**Data shown:**
* * * * * * *
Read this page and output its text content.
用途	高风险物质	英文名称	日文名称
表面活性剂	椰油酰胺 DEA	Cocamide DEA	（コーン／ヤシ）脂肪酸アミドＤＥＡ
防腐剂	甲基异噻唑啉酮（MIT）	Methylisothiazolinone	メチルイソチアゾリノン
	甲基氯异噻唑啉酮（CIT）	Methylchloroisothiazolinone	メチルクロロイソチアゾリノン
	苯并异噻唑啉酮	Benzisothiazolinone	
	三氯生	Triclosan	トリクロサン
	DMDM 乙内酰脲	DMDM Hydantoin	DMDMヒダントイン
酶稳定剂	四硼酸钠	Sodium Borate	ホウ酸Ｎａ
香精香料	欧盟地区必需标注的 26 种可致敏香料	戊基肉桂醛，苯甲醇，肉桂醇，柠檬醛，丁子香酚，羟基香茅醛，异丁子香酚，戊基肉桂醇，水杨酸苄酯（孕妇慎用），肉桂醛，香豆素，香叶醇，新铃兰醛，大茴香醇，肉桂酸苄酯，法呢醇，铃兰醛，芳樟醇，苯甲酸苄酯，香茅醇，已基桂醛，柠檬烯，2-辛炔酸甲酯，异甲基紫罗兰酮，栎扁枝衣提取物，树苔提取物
* * * * * * *
**Instructions for the task:** Can you reproduce all the material exactly?

**Output below:**
Read this page and output its text content.
用途	高风险物质	英文名称	日文名称
表面活性剂	椰油酰胺 DEA	Cocamide DEA	（コーン／ヤシ）脂肪酸アミドＤＥＡ
防腐剂	甲基异噻唑啉酮（MIT）	Methylisothiazolinone	メチルイソチアゾリノン
	甲基氯异噻唑啉酮（CIT）	Methylchloroisothiazolinone	メチルクロロイソチアゾリノン
	苯并异噻唑啉酮	Benzisothiazolinone	
	三氯生	Triclosan	トリクロサン
	DMDM 乙内酰脲	DMDM Hydantoin	DMDMヒダントイン
酶稳定剂	四硼酸钠	Sodium Borate	ホウ酸Ｎａ
香精香料	欧盟地区必需标注的 26 种可致敏香料	戊基肉桂醛，苯甲醇，肉桂醇，柠檬醛，丁子香酚，羟基香茅醛，异丁子香酚，戊基肉桂醇，水杨酸苄酯（孕妇慎用），肉桂醛，香豆素，香叶醇，新铃兰醛，大茴香醇，肉桂酸苄酯，法呢醇，铃兰醛，芳樟醇，苯甲酸苄酯，香茅醇，已基桂醛，柠檬烯，2-辛炔酸甲酯，异甲基紫罗兰酮，栎扁枝衣提取物，树苔提取物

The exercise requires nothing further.